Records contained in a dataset
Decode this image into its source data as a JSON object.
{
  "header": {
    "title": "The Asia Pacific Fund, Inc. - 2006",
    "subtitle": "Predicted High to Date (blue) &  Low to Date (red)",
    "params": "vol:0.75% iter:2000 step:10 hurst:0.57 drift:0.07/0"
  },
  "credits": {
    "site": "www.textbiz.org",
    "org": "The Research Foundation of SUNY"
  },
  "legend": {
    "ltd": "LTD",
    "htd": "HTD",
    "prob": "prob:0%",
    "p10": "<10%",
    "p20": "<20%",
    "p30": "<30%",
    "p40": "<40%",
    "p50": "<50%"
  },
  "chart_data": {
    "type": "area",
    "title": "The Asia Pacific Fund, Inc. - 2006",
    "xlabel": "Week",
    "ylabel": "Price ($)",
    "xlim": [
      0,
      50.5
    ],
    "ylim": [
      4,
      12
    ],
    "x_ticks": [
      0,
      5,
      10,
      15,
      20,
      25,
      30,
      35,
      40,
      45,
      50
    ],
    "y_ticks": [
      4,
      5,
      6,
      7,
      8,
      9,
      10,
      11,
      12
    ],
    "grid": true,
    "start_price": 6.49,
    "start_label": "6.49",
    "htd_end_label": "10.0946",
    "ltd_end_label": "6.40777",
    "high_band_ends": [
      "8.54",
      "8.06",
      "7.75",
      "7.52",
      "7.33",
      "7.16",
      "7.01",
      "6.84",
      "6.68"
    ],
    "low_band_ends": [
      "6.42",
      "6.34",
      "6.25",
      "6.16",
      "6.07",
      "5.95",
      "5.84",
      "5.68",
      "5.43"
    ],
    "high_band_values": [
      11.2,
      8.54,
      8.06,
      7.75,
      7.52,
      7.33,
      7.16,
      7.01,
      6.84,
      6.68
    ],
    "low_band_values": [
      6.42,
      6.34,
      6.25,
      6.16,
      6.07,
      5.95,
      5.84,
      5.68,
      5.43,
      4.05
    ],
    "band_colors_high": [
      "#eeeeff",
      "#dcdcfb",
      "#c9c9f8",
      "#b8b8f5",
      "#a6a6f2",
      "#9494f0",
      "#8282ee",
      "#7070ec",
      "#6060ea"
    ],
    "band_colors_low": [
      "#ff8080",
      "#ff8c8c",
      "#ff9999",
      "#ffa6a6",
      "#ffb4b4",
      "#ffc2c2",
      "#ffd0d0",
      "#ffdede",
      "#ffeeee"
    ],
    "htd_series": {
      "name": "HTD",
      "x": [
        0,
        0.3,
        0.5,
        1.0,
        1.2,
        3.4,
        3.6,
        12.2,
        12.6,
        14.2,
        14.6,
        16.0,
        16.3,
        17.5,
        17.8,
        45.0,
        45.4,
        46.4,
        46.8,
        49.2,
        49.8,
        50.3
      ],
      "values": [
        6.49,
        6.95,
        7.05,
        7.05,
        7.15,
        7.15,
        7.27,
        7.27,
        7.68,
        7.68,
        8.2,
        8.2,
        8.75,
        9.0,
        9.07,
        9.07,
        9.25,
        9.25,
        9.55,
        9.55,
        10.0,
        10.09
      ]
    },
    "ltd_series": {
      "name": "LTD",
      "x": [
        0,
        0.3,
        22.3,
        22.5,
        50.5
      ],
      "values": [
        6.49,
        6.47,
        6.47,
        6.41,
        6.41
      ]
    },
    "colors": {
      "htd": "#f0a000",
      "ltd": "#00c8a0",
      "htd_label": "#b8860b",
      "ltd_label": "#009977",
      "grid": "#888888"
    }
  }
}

- [Requirement] Provide all the records again, word for word.

- [Written response]
Decode this image into its source data as a JSON object.
{
  "header": {
    "title": "The Asia Pacific Fund, Inc. - 2006",
    "subtitle": "Predicted High to Date (blue) &  Low to Date (red)",
    "params": "vol:0.75% iter:2000 step:10 hurst:0.57 drift:0.07/0"
  },
  "credits": {
    "site": "www.textbiz.org",
    "org": "The Research Foundation of SUNY"
  },
  "legend": {
    "ltd": "LTD",
    "htd": "HTD",
    "prob": "prob:0%",
    "p10": "<10%",
    "p20": "<20%",
    "p30": "<30%",
    "p40": "<40%",
    "p50": "<50%"
  },
  "chart_data": {
    "type": "area",
    "title": "The Asia Pacific Fund, Inc. - 2006",
    "xlabel": "Week",
    "ylabel": "Price ($)",
    "xlim": [
      0,
      50.5
    ],
    "ylim": [
      4,
      12
    ],
    "x_ticks": [
      0,
      5,
      10,
      15,
      20,
      25,
      30,
      35,
      40,
      45,
      50
    ],
    "y_ticks": [
      4,
      5,
      6,
      7,
      8,
      9,
      10,
      11,
      12
    ],
    "grid": true,
    "start_price": 6.49,
    "start_label": "6.49",
    "htd_end_label": "10.0946",
    "ltd_end_label": "6.40777",
    "high_band_ends": [
      "8.54",
      "8.06",
      "7.75",
      "7.52",
      "7.33",
      "7.16",
      "7.01",
      "6.84",
      "6.68"
    ],
    "low_band_ends": [
      "6.42",
      "6.34",
      "6.25",
      "6.16",
      "6.07",
      "5.95",
      "5.84",
      "5.68",
      "5.43"
    ],
    "high_band_values": [
      11.2,
      8.54,
      8.06,
      7.75,
      7.52,
      7.33,
      7.16,
      7.01,
      6.84,
      6.68
    ],
    "low_band_values": [
      6.42,
      6.34,
      6.25,
      6.16,
      6.07,
      5.95,
      5.84,
      5.68,
      5.43,
      4.05
    ],
    "band_colors_high": [
      "#eeeeff",
      "#dcdcfb",
      "#c9c9f8",
      "#b8b8f5",
      "#a6a6f2",
      "#9494f0",
      "#8282ee",
      "#7070ec",
      "#6060ea"
    ],
    "band_colors_low": [
      "#ff8080",
      "#ff8c8c",
      "#ff9999",
      "#ffa6a6",
      "#ffb4b4",
      "#ffc2c2",
      "#ffd0d0",
      "#ffdede",
      "#ffeeee"
    ],
    "htd_series": {
      "name": "HTD",
      "x": [
        0,
        0.3,
        0.5,
        1.0,
        1.2,
        3.4,
        3.6,
        12.2,
        12.6,
        14.2,
        14.6,
        16.0,
        16.3,
        17.5,
        17.8,
        45.0,
        45.4,
        46.4,
        46.8,
        49.2,
        49.8,
        50.3
      ],
      "values": [
        6.49,
        6.95,
        7.05,
        7.05,
        7.15,
        7.15,
        7.27,
        7.27,
        7.68,
        7.68,
        8.2,
        8.2,
        8.75,
        9.0,
        9.07,
        9.07,
        9.25,
        9.25,
        9.55,
        9.55,
        10.0,
        10.09
      ]
    },
    "ltd_series": {
      "name": "LTD",
      "x": [
        0,
        0.3,
        22.3,
        22.5,
        50.5
      ],
      "values": [
        6.49,
        6.47,
        6.47,
        6.41,
        6.41
      ]
    },
    "colors": {
      "htd": "#f0a000",
      "ltd": "#00c8a0",
      "htd_label": "#b8860b",
      "ltd_label": "#009977",
      "grid": "#888888"
    }
  }
}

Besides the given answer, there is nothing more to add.